**DATA SHOWN:**
************

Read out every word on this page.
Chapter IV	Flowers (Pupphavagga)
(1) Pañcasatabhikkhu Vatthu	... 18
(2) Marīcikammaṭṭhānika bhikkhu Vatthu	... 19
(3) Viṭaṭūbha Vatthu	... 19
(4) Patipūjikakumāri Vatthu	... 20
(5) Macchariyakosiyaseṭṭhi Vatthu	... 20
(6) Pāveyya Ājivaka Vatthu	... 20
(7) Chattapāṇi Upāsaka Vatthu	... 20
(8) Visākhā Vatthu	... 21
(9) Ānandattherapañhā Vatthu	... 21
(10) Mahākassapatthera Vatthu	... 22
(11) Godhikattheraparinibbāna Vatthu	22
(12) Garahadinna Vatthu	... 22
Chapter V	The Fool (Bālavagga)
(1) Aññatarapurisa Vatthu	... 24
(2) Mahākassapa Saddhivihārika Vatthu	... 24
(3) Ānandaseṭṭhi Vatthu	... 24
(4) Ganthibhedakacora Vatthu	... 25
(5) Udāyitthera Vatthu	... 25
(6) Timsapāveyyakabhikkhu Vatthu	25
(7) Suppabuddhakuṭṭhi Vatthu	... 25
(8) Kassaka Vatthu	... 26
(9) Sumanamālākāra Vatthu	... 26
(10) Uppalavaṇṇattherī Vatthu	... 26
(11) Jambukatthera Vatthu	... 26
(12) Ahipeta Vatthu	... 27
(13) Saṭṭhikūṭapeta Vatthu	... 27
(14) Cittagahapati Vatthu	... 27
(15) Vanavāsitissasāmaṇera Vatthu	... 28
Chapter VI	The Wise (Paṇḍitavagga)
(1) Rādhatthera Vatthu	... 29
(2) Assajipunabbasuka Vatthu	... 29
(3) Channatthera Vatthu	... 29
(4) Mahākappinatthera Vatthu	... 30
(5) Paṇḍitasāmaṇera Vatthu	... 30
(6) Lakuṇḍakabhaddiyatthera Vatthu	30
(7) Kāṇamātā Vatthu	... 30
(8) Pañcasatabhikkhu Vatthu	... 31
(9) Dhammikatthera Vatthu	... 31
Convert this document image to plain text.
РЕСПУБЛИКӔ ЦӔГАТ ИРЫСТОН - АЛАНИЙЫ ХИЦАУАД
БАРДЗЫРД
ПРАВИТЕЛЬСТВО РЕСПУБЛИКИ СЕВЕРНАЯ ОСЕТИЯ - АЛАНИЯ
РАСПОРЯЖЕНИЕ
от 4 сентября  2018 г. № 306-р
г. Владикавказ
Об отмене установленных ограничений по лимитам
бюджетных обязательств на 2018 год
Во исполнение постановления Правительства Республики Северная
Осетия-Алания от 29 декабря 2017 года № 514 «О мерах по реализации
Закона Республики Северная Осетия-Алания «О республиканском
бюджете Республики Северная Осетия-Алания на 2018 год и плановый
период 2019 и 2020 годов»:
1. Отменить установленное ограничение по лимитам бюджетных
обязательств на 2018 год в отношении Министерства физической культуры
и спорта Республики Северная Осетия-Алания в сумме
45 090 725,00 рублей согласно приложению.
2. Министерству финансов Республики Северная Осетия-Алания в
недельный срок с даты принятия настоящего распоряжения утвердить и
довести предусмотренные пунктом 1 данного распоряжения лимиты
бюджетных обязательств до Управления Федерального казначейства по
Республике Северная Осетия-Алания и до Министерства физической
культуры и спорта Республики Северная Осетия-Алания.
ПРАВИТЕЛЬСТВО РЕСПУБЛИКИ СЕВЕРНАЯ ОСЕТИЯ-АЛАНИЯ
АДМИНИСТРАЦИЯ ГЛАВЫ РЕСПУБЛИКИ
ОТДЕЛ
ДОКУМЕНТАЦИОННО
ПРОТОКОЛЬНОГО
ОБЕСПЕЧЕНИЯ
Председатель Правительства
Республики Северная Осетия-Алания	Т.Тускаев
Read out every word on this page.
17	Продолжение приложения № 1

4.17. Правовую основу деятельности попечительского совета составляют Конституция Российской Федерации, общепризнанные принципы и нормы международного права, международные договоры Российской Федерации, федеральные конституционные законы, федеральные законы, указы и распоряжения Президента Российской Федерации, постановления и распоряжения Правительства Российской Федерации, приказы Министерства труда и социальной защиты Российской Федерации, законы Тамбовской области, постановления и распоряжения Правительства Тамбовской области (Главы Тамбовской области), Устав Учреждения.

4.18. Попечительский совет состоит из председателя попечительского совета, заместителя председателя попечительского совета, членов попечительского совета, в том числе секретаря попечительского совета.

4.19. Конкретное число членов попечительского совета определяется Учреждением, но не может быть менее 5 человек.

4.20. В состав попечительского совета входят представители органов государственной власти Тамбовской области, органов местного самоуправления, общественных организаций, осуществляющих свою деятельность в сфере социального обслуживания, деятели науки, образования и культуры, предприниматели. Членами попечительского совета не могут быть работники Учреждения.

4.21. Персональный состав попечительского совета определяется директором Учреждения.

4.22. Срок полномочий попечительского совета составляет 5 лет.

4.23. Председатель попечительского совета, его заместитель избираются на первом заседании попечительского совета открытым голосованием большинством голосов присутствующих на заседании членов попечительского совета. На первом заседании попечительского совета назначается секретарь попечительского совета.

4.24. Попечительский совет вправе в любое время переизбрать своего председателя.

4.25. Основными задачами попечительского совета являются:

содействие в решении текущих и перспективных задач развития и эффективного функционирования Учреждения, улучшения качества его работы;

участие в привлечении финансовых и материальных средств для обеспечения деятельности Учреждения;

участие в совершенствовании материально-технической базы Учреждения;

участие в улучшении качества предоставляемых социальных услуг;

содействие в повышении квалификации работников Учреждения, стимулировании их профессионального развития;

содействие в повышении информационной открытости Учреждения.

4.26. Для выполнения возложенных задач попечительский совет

************

**THE TASK:**
Repeat the entries shown above, every one, word for word.

**WORKED ANSWER:**
Read out every word on this page.
Chapter IV	Flowers (Pupphavagga)
(1) Pañcasatabhikkhu Vatthu	... 18
(2) Marīcikammaṭṭhānika bhikkhu Vatthu	... 19
(3) Viṭaṭūbha Vatthu	... 19
(4) Patipūjikakumāri Vatthu	... 20
(5) Macchariyakosiyaseṭṭhi Vatthu	... 20
(6) Pāveyya Ājivaka Vatthu	... 20
(7) Chattapāṇi Upāsaka Vatthu	... 20
(8) Visākhā Vatthu	... 21
(9) Ānandattherapañhā Vatthu	... 21
(10) Mahākassapatthera Vatthu	... 22
(11) Godhikattheraparinibbāna Vatthu	22
(12) Garahadinna Vatthu	... 22
Chapter V	The Fool (Bālavagga)
(1) Aññatarapurisa Vatthu	... 24
(2) Mahākassapa Saddhivihārika Vatthu	... 24
(3) Ānandaseṭṭhi Vatthu	... 24
(4) Ganthibhedakacora Vatthu	... 25
(5) Udāyitthera Vatthu	... 25
(6) Timsapāveyyakabhikkhu Vatthu	25
(7) Suppabuddhakuṭṭhi Vatthu	... 25
(8) Kassaka Vatthu	... 26
(9) Sumanamālākāra Vatthu	... 26
(10) Uppalavaṇṇattherī Vatthu	... 26
(11) Jambukatthera Vatthu	... 26
(12) Ahipeta Vatthu	... 27
(13) Saṭṭhikūṭapeta Vatthu	... 27
(14) Cittagahapati Vatthu	... 27
(15) Vanavāsitissasāmaṇera Vatthu	... 28
Chapter VI	The Wise (Paṇḍitavagga)
(1) Rādhatthera Vatthu	... 29
(2) Assajipunabbasuka Vatthu	... 29
(3) Channatthera Vatthu	... 29
(4) Mahākappinatthera Vatthu	... 30
(5) Paṇḍitasāmaṇera Vatthu	... 30
(6) Lakuṇḍakabhaddiyatthera Vatthu	30
(7) Kāṇamātā Vatthu	... 30
(8) Pañcasatabhikkhu Vatthu	... 31
(9) Dhammikatthera Vatthu	... 31
Convert this document image to plain text.
РЕСПУБЛИКӔ ЦӔГАТ ИРЫСТОН - АЛАНИЙЫ ХИЦАУАД
БАРДЗЫРД
ПРАВИТЕЛЬСТВО РЕСПУБЛИКИ СЕВЕРНАЯ ОСЕТИЯ - АЛАНИЯ
РАСПОРЯЖЕНИЕ
от 4 сентября  2018 г. № 306-р
г. Владикавказ
Об отмене установленных ограничений по лимитам
бюджетных обязательств на 2018 год
Во исполнение постановления Правительства Республики Северная
Осетия-Алания от 29 декабря 2017 года № 514 «О мерах по реализации
Закона Республики Северная Осетия-Алания «О республиканском
бюджете Республики Северная Осетия-Алания на 2018 год и плановый
период 2019 и 2020 годов»:
1. Отменить установленное ограничение по лимитам бюджетных
обязательств на 2018 год в отношении Министерства физической культуры
и спорта Республики Северная Осетия-Алания в сумме
45 090 725,00 рублей согласно приложению.
2. Министерству финансов Республики Северная Осетия-Алания в
недельный срок с даты принятия настоящего распоряжения утвердить и
довести предусмотренные пунктом 1 данного распоряжения лимиты
бюджетных обязательств до Управления Федерального казначейства по
Республике Северная Осетия-Алания и до Министерства физической
культуры и спорта Республики Северная Осетия-Алания.
ПРАВИТЕЛЬСТВО РЕСПУБЛИКИ СЕВЕРНАЯ ОСЕТИЯ-АЛАНИЯ
АДМИНИСТРАЦИЯ ГЛАВЫ РЕСПУБЛИКИ
ОТДЕЛ
ДОКУМЕНТАЦИОННО
ПРОТОКОЛЬНОГО
ОБЕСПЕЧЕНИЯ
Председатель Правительства
Республики Северная Осетия-Алания	Т.Тускаев
Read out every word on this page.
17	Продолжение приложения № 1

4.17. Правовую основу деятельности попечительского совета составляют Конституция Российской Федерации, общепризнанные принципы и нормы международного права, международные договоры Российской Федерации, федеральные конституционные законы, федеральные законы, указы и распоряжения Президента Российской Федерации, постановления и распоряжения Правительства Российской Федерации, приказы Министерства труда и социальной защиты Российской Федерации, законы Тамбовской области, постановления и распоряжения Правительства Тамбовской области (Главы Тамбовской области), Устав Учреждения.

4.18. Попечительский совет состоит из председателя попечительского совета, заместителя председателя попечительского совета, членов попечительского совета, в том числе секретаря попечительского совета.

4.19. Конкретное число членов попечительского совета определяется Учреждением, но не может быть менее 5 человек.

4.20. В состав попечительского совета входят представители органов государственной власти Тамбовской области, органов местного самоуправления, общественных организаций, осуществляющих свою деятельность в сфере социального обслуживания, деятели науки, образования и культуры, предприниматели. Членами попечительского совета не могут быть работники Учреждения.

4.21. Персональный состав попечительского совета определяется директором Учреждения.

4.22. Срок полномочий попечительского совета составляет 5 лет.

4.23. Председатель попечительского совета, его заместитель избираются на первом заседании попечительского совета открытым голосованием большинством голосов присутствующих на заседании членов попечительского совета. На первом заседании попечительского совета назначается секретарь попечительского совета.

4.24. Попечительский совет вправе в любое время переизбрать своего председателя.

4.25. Основными задачами попечительского совета являются:

содействие в решении текущих и перспективных задач развития и эффективного функционирования Учреждения, улучшения качества его работы;

участие в привлечении финансовых и материальных средств для обеспечения деятельности Учреждения;

участие в совершенствовании материально-технической базы Учреждения;

участие в улучшении качества предоставляемых социальных услуг;

содействие в повышении квалификации работников Учреждения, стимулировании их профессионального развития;

содействие в повышении информационной открытости Учреждения.

4.26. Для выполнения возложенных задач попечительский совет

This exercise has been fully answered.